## Records supplied
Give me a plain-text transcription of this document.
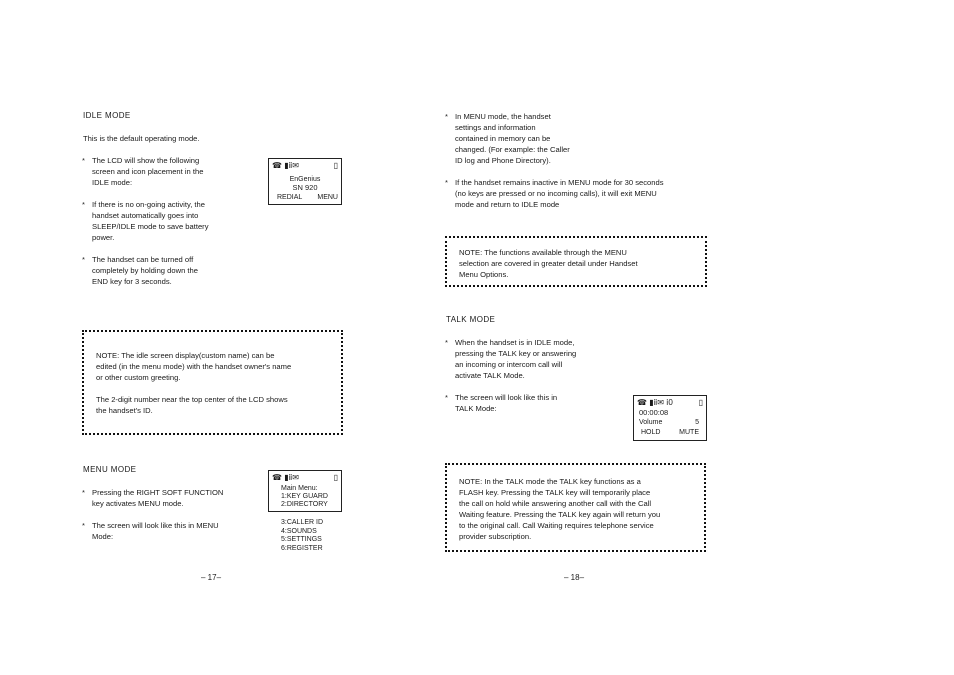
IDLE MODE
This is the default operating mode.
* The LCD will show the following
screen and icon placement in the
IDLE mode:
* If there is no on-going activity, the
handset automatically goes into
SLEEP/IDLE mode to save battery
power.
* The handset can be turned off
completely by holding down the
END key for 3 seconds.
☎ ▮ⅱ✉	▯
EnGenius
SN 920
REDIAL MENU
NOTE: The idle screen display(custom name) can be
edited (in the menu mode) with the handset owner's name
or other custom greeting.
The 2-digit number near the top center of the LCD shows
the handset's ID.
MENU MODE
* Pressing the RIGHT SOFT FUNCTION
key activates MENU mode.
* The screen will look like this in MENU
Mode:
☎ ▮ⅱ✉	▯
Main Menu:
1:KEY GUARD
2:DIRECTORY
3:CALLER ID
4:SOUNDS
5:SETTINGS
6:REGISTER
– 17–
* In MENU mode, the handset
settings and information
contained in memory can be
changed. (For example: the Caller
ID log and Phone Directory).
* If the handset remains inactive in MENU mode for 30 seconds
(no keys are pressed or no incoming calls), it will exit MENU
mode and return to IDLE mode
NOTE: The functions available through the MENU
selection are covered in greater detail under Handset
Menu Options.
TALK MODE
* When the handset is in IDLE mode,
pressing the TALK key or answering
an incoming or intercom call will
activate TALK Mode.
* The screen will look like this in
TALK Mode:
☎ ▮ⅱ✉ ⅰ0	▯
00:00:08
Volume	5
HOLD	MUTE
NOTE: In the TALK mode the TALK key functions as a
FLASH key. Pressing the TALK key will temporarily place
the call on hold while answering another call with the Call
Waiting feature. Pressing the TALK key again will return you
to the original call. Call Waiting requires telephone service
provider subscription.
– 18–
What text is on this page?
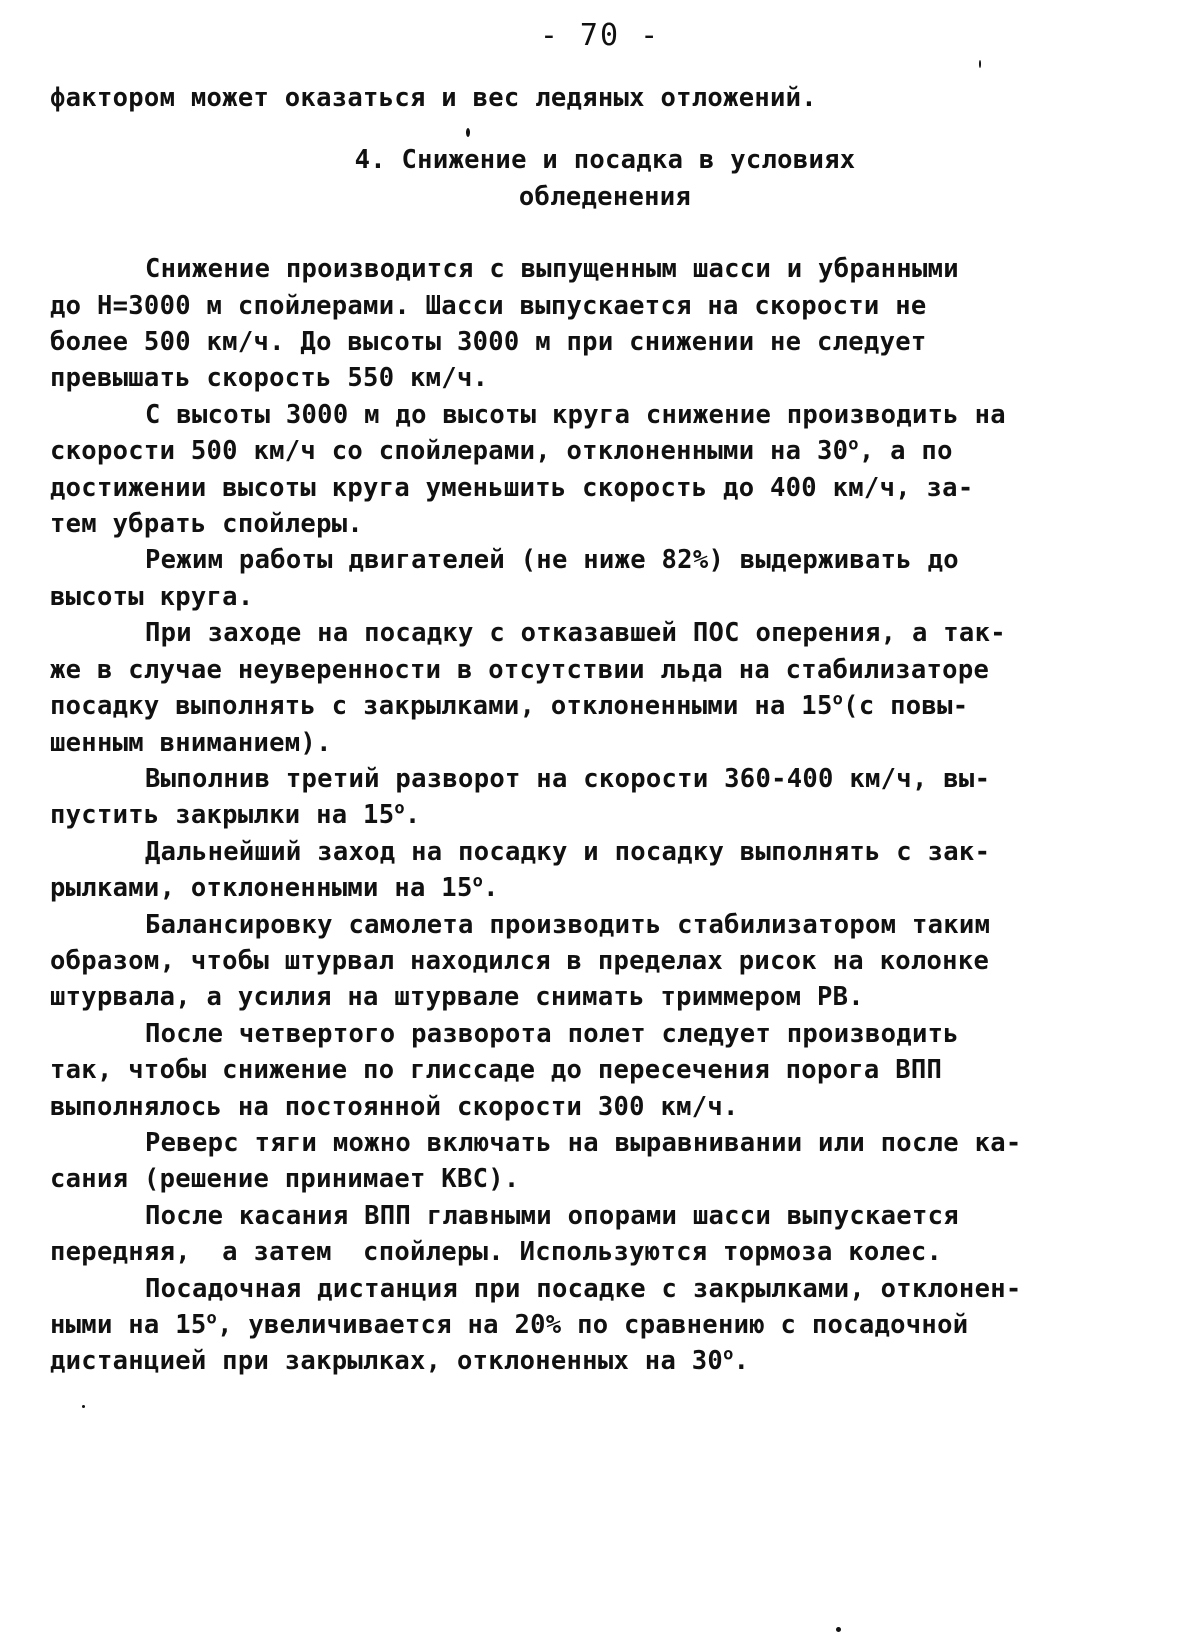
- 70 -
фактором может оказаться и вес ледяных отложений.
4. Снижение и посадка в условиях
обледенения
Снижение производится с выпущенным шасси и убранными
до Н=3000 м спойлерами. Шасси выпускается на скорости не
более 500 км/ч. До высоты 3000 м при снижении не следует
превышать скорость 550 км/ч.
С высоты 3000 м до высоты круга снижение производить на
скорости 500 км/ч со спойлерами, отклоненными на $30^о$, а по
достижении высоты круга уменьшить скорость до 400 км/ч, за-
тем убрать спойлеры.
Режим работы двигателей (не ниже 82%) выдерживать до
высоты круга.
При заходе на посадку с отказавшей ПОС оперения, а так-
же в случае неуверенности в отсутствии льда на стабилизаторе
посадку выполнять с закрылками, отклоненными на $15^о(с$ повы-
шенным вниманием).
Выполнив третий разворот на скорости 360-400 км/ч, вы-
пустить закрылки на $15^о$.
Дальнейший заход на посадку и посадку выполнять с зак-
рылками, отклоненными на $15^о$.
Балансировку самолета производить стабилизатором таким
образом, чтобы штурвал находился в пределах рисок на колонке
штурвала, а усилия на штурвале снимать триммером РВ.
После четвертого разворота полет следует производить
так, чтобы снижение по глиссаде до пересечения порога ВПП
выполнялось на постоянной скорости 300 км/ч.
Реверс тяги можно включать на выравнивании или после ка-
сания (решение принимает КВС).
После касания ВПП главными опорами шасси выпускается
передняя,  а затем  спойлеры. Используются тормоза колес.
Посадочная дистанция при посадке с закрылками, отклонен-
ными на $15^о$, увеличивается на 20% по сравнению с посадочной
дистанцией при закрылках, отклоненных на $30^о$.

## Directions
Copy out all the entries exactly. Images stay out of the copy.

## Answer to the problem
Give me a plain-text transcription of this document.
IDLE MODE
This is the default operating mode.
* The LCD will show the following
screen and icon placement in the
IDLE mode:
* If there is no on-going activity, the
handset automatically goes into
SLEEP/IDLE mode to save battery
power.
* The handset can be turned off
completely by holding down the
END key for 3 seconds.
☎ ▮ⅱ✉	▯
EnGenius
SN 920
REDIAL MENU
NOTE: The idle screen display(custom name) can be
edited (in the menu mode) with the handset owner's name
or other custom greeting.
The 2-digit number near the top center of the LCD shows
the handset's ID.
MENU MODE
* Pressing the RIGHT SOFT FUNCTION
key activates MENU mode.
* The screen will look like this in MENU
Mode:
☎ ▮ⅱ✉	▯
Main Menu:
1:KEY GUARD
2:DIRECTORY
3:CALLER ID
4:SOUNDS
5:SETTINGS
6:REGISTER
– 17–
* In MENU mode, the handset
settings and information
contained in memory can be
changed. (For example: the Caller
ID log and Phone Directory).
* If the handset remains inactive in MENU mode for 30 seconds
(no keys are pressed or no incoming calls), it will exit MENU
mode and return to IDLE mode
NOTE: The functions available through the MENU
selection are covered in greater detail under Handset
Menu Options.
TALK MODE
* When the handset is in IDLE mode,
pressing the TALK key or answering
an incoming or intercom call will
activate TALK Mode.
* The screen will look like this in
TALK Mode:
☎ ▮ⅱ✉ ⅰ0	▯
00:00:08
Volume	5
HOLD	MUTE
NOTE: In the TALK mode the TALK key functions as a
FLASH key. Pressing the TALK key will temporarily place
the call on hold while answering another call with the Call
Waiting feature. Pressing the TALK key again will return you
to the original call. Call Waiting requires telephone service
provider subscription.
– 18–
What text is on this page?
- 70 -
фактором может оказаться и вес ледяных отложений.
4. Снижение и посадка в условиях
обледенения
Снижение производится с выпущенным шасси и убранными
до Н=3000 м спойлерами. Шасси выпускается на скорости не
более 500 км/ч. До высоты 3000 м при снижении не следует
превышать скорость 550 км/ч.
С высоты 3000 м до высоты круга снижение производить на
скорости 500 км/ч со спойлерами, отклоненными на $30^о$, а по
достижении высоты круга уменьшить скорость до 400 км/ч, за-
тем убрать спойлеры.
Режим работы двигателей (не ниже 82%) выдерживать до
высоты круга.
При заходе на посадку с отказавшей ПОС оперения, а так-
же в случае неуверенности в отсутствии льда на стабилизаторе
посадку выполнять с закрылками, отклоненными на $15^о(с$ повы-
шенным вниманием).
Выполнив третий разворот на скорости 360-400 км/ч, вы-
пустить закрылки на $15^о$.
Дальнейший заход на посадку и посадку выполнять с зак-
рылками, отклоненными на $15^о$.
Балансировку самолета производить стабилизатором таким
образом, чтобы штурвал находился в пределах рисок на колонке
штурвала, а усилия на штурвале снимать триммером РВ.
После четвертого разворота полет следует производить
так, чтобы снижение по глиссаде до пересечения порога ВПП
выполнялось на постоянной скорости 300 км/ч.
Реверс тяги можно включать на выравнивании или после ка-
сания (решение принимает КВС).
После касания ВПП главными опорами шасси выпускается
передняя,  а затем  спойлеры. Используются тормоза колес.
Посадочная дистанция при посадке с закрылками, отклонен-
ными на $15^о$, увеличивается на 20% по сравнению с посадочной
дистанцией при закрылках, отклоненных на $30^о$.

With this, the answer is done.